PROBLEM: Restate each line of the listing exactly, without carrying over any pictures.

INPUT RECORDS:
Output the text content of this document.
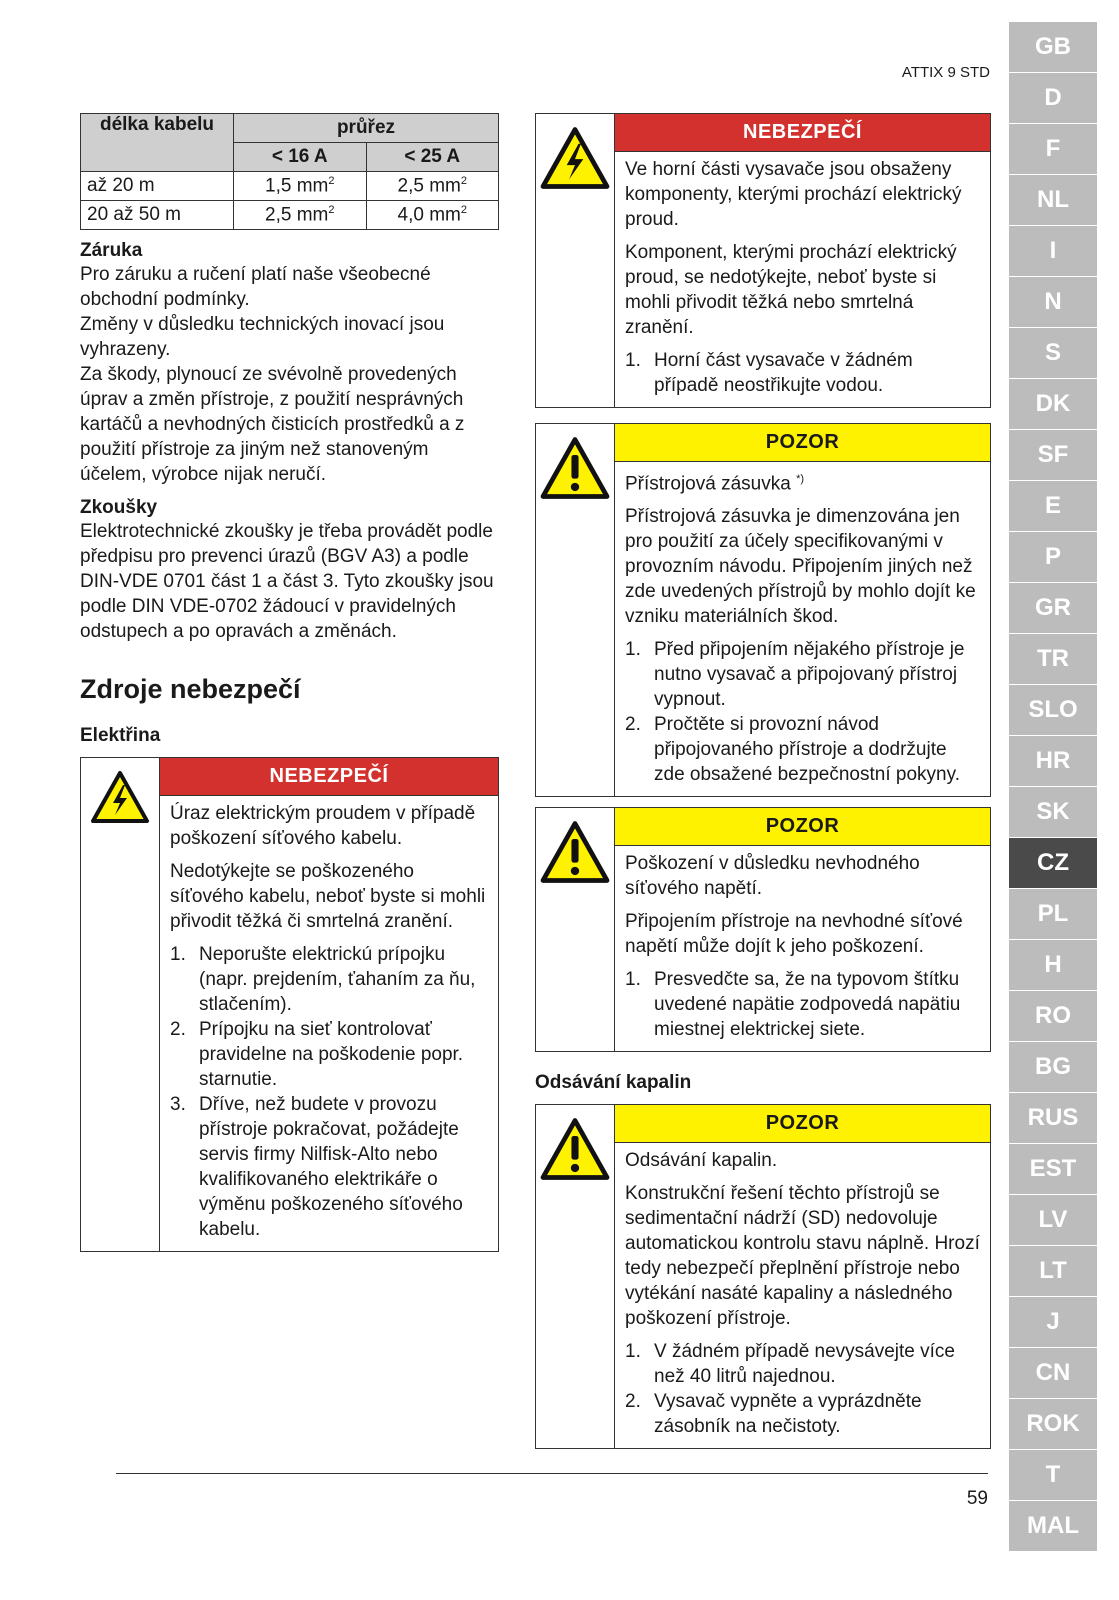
ATTIX 9 STD
délka kabelu	průřez	
	< 16 A	< 25 A
až 20 m	1,5 $mm^2$	2,5 $mm^2$
20 až 50 m	2,5 $mm^2$	4,0 $mm^2$
Záruka

Pro záruku a ručení platí naše všeobecné obchodní podmínky.

Změny v důsledku technických inovací jsou vyhrazeny.

Za škody, plynoucí ze svévolně provedených úprav a změn přístroje, z použití nesprávných kartáčů a nevhodných čisticích prostředků a z použití přístroje za jiným než stanoveným účelem, výrobce nijak neručí.

Zkoušky

Elektrotechnické zkoušky je třeba provádět podle předpisu pro prevenci úrazů (BGV A3) a podle DIN-VDE 0701 část 1 a část 3. Tyto zkoušky jsou podle DIN VDE-0702 žádoucí v pravidelných odstupech a po opravách a změnách.

Zdroje nebezpečí
Elektřina
NEBEZPEČÍ

Úraz elektrickým proudem v případě poškození síťového kabelu.

Nedotýkejte se poškozeného síťového kabelu, neboť byste si mohli přivodit těžká či smrtelná zranění.

1. Neporušte elektrickú prípojku (napr. prejdením, ťahaním za ňu, stlačením).
2. Prípojku na sieť kontrolovať pravidelne na poškodenie popr. starnutie.
3. Dříve, než budete v provozu přístroje pokračovat, požádejte servis firmy Nilfisk-Alto nebo kvalifikovaného elektrikáře o výměnu poškozeného síťového kabelu.
NEBEZPEČÍ

Ve horní části vysavače jsou obsaženy komponenty, kterými prochází elektrický proud.

Komponent, kterými prochází elektrický proud, se nedotýkejte, neboť byste si mohli přivodit těžká nebo smrtelná zranění.

1. Horní část vysavače v žádném případě neostřikujte vodou.
POZOR

Přístrojová zásuvka *)

Přístrojová zásuvka je dimenzována jen pro použití za účely specifikovanými v provozním návodu. Připojením jiných než zde uvedených přístrojů by mohlo dojít ke vzniku materiálních škod.

1. Před připojením nějakého přístroje je nutno vysavač a připojovaný přístroj vypnout.
2. Pročtěte si provozní návod připojovaného přístroje a dodržujte zde obsažené bezpečnostní pokyny.
POZOR

Poškození v důsledku nevhodného síťového napětí.

Připojením přístroje na nevhodné síťové napětí může dojít k jeho poškození.

1. Presvedčte sa, že na typovom štítku uvedené napätie zodpovedá napätiu miestnej elektrickej siete.
Odsávání kapalin
POZOR

Odsávání kapalin.

Konstrukční řešení těchto přístrojů se sedimentační nádrží (SD) nedovoluje automatickou kontrolu stavu náplně. Hrozí tedy nebezpečí přeplnění přístroje nebo vytékání nasáté kapaliny a následného poškození přístroje.

1. V žádném případě nevysávejte více než 40 litrů najednou.
2. Vysavač vypněte a vyprázdněte zásobník na nečistoty.
GB
D
F
NL
I
N
S
DK
SF
E
P
GR
TR
SLO
HR
SK
CZ
PL
H
RO
BG
RUS
EST
LV
LT
J
CN
ROK
T
MAL
59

RESPONSE TO THIS TASK:
Output the text content of this document.
ATTIX 9 STD
délka kabelu	průřez	
	< 16 A	< 25 A
až 20 m	1,5 $mm^2$	2,5 $mm^2$
20 až 50 m	2,5 $mm^2$	4,0 $mm^2$
Záruka

Pro záruku a ručení platí naše všeobecné obchodní podmínky.

Změny v důsledku technických inovací jsou vyhrazeny.

Za škody, plynoucí ze svévolně provedených úprav a změn přístroje, z použití nesprávných kartáčů a nevhodných čisticích prostředků a z použití přístroje za jiným než stanoveným účelem, výrobce nijak neručí.

Zkoušky

Elektrotechnické zkoušky je třeba provádět podle předpisu pro prevenci úrazů (BGV A3) a podle DIN-VDE 0701 část 1 a část 3. Tyto zkoušky jsou podle DIN VDE-0702 žádoucí v pravidelných odstupech a po opravách a změnách.

Zdroje nebezpečí
Elektřina
NEBEZPEČÍ

Úraz elektrickým proudem v případě poškození síťového kabelu.

Nedotýkejte se poškozeného síťového kabelu, neboť byste si mohli přivodit těžká či smrtelná zranění.

1. Neporušte elektrickú prípojku (napr. prejdením, ťahaním za ňu, stlačením).
2. Prípojku na sieť kontrolovať pravidelne na poškodenie popr. starnutie.
3. Dříve, než budete v provozu přístroje pokračovat, požádejte servis firmy Nilfisk-Alto nebo kvalifikovaného elektrikáře o výměnu poškozeného síťového kabelu.
NEBEZPEČÍ

Ve horní části vysavače jsou obsaženy komponenty, kterými prochází elektrický proud.

Komponent, kterými prochází elektrický proud, se nedotýkejte, neboť byste si mohli přivodit těžká nebo smrtelná zranění.

1. Horní část vysavače v žádném případě neostřikujte vodou.
POZOR

Přístrojová zásuvka *)

Přístrojová zásuvka je dimenzována jen pro použití za účely specifikovanými v provozním návodu. Připojením jiných než zde uvedených přístrojů by mohlo dojít ke vzniku materiálních škod.

1. Před připojením nějakého přístroje je nutno vysavač a připojovaný přístroj vypnout.
2. Pročtěte si provozní návod připojovaného přístroje a dodržujte zde obsažené bezpečnostní pokyny.
POZOR

Poškození v důsledku nevhodného síťového napětí.

Připojením přístroje na nevhodné síťové napětí může dojít k jeho poškození.

1. Presvedčte sa, že na typovom štítku uvedené napätie zodpovedá napätiu miestnej elektrickej siete.
Odsávání kapalin
POZOR

Odsávání kapalin.

Konstrukční řešení těchto přístrojů se sedimentační nádrží (SD) nedovoluje automatickou kontrolu stavu náplně. Hrozí tedy nebezpečí přeplnění přístroje nebo vytékání nasáté kapaliny a následného poškození přístroje.

1. V žádném případě nevysávejte více než 40 litrů najednou.
2. Vysavač vypněte a vyprázdněte zásobník na nečistoty.
GB
D
F
NL
I
N
S
DK
SF
E
P
GR
TR
SLO
HR
SK
CZ
PL
H
RO
BG
RUS
EST
LV
LT
J
CN
ROK
T
MAL
59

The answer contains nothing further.